■ Task prompt
Scan the material that follows. Copy every line containing the word "ЭТМб".

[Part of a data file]
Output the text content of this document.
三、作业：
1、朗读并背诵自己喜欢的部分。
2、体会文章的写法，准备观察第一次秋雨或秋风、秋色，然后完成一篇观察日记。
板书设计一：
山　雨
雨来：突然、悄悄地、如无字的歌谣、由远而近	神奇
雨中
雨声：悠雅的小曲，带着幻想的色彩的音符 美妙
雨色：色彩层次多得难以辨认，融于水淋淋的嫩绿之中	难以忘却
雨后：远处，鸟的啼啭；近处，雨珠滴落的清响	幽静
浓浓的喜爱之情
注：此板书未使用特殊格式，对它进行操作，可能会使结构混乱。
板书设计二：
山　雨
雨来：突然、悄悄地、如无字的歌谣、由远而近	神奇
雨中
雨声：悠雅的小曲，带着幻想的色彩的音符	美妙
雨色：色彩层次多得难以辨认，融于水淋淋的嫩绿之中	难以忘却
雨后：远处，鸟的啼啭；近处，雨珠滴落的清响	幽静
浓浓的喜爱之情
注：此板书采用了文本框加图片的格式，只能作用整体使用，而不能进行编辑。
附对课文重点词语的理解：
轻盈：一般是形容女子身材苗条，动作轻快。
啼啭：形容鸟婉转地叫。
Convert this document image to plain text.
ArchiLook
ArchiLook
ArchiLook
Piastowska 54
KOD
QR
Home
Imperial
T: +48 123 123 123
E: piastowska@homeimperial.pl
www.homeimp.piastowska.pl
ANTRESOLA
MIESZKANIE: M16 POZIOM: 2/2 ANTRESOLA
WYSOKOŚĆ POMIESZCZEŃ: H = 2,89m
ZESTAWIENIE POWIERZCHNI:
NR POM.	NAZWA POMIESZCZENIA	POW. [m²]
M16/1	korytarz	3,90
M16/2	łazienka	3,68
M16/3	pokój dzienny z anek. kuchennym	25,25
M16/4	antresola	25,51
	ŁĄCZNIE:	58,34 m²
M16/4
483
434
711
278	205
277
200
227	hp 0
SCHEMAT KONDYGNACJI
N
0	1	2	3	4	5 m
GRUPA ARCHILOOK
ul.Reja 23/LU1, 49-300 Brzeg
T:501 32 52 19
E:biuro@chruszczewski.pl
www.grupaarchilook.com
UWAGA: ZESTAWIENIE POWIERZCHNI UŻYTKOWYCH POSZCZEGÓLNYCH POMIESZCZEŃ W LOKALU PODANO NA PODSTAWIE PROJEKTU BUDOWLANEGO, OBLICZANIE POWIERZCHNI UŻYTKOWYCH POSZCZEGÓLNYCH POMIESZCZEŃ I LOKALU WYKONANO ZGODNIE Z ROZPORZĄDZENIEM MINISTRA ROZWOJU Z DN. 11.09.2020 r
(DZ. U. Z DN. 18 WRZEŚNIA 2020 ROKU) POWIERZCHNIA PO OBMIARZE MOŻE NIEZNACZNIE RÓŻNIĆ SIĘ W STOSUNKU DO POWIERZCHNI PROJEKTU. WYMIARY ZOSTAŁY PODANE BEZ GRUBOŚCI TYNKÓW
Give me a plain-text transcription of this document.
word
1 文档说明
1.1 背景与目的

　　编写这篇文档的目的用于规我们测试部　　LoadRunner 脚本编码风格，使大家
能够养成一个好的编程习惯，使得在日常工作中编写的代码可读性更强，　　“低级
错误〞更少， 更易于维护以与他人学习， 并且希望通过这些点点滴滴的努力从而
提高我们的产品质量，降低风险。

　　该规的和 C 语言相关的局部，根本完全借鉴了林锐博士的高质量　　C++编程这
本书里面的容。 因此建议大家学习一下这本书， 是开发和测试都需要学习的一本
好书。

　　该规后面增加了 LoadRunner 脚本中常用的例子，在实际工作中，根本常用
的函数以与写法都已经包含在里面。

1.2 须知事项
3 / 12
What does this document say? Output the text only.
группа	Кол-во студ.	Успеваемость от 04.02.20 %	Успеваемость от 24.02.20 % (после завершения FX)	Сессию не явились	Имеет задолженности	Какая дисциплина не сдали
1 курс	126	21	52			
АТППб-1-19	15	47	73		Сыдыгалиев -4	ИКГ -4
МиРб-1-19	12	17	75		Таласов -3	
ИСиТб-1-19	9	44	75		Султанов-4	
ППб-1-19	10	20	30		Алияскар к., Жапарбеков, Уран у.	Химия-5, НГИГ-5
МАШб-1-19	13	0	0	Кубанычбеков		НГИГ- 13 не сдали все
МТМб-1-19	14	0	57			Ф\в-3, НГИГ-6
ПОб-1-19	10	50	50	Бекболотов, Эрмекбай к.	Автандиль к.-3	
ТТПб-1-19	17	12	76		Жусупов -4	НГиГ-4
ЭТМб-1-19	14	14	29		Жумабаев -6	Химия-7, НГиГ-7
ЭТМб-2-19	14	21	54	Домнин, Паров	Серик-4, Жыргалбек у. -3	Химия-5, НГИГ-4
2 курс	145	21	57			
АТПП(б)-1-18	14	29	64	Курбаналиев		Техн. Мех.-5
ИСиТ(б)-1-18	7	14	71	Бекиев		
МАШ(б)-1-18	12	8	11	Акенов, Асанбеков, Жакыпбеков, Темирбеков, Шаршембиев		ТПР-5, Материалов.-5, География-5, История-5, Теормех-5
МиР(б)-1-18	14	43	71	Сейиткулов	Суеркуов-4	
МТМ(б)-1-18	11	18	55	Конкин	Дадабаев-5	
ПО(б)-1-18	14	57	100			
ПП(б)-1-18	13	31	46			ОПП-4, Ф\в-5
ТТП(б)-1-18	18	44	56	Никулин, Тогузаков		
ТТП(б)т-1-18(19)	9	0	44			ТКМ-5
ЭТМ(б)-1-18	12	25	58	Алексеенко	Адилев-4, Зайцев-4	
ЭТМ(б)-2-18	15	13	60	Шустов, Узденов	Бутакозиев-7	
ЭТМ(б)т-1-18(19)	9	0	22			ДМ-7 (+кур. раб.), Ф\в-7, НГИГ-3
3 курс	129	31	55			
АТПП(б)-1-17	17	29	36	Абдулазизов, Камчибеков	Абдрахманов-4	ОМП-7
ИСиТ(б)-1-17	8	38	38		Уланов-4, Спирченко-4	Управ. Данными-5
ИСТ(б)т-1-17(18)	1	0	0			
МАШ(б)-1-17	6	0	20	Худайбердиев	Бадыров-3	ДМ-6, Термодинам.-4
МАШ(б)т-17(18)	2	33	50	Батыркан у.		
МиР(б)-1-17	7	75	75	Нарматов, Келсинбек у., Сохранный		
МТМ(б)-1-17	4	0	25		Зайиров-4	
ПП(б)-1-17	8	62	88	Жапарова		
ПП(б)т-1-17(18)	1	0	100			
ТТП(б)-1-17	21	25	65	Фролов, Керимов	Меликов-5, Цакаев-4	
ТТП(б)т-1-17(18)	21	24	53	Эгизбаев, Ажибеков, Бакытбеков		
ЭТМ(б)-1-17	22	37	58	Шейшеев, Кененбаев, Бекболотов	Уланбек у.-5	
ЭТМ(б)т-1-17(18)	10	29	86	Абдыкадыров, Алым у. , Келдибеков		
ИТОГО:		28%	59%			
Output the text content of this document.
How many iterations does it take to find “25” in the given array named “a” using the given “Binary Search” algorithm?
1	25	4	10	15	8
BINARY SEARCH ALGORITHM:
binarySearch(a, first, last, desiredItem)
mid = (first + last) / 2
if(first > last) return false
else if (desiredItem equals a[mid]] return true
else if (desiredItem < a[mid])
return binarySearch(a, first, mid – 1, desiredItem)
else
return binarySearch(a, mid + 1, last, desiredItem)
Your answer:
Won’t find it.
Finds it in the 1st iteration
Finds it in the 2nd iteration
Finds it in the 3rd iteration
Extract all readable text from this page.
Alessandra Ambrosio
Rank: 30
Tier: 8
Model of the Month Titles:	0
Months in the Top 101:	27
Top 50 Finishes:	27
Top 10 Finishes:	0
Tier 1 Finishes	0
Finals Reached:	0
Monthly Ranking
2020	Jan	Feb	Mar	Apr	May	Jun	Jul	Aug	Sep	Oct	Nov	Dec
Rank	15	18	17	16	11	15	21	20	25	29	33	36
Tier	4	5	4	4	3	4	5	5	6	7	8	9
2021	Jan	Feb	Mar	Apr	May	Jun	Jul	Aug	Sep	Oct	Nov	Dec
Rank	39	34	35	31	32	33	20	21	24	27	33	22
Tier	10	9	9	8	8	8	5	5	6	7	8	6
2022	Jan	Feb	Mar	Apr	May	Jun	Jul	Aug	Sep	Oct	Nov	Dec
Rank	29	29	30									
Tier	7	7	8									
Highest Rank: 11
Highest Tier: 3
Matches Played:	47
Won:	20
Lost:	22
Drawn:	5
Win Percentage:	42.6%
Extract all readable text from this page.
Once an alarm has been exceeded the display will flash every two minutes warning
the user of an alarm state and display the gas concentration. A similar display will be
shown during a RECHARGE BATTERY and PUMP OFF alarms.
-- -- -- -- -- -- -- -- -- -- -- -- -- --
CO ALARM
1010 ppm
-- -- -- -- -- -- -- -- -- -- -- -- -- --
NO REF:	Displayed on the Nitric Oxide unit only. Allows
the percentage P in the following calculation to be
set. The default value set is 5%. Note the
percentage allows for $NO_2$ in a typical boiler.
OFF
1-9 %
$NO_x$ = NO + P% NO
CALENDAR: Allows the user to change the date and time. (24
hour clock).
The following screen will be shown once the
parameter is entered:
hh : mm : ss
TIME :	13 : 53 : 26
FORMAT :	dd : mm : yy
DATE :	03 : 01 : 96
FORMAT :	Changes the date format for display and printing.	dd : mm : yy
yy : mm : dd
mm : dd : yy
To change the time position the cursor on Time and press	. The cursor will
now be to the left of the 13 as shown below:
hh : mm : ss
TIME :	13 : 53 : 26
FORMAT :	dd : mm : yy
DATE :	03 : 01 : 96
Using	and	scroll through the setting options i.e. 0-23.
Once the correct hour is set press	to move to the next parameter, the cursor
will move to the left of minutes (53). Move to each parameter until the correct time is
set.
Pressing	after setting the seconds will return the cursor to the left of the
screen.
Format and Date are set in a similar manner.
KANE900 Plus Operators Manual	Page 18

■ Final result
ЭТМб-1-19	14	14	29		Жумабаев -6	Химия-7, НГиГ-7
ЭТМб-2-19	14	21	54	Домнин, Паров	Серик-4, Жыргалбек у. -3	Химия-5, НГИГ-4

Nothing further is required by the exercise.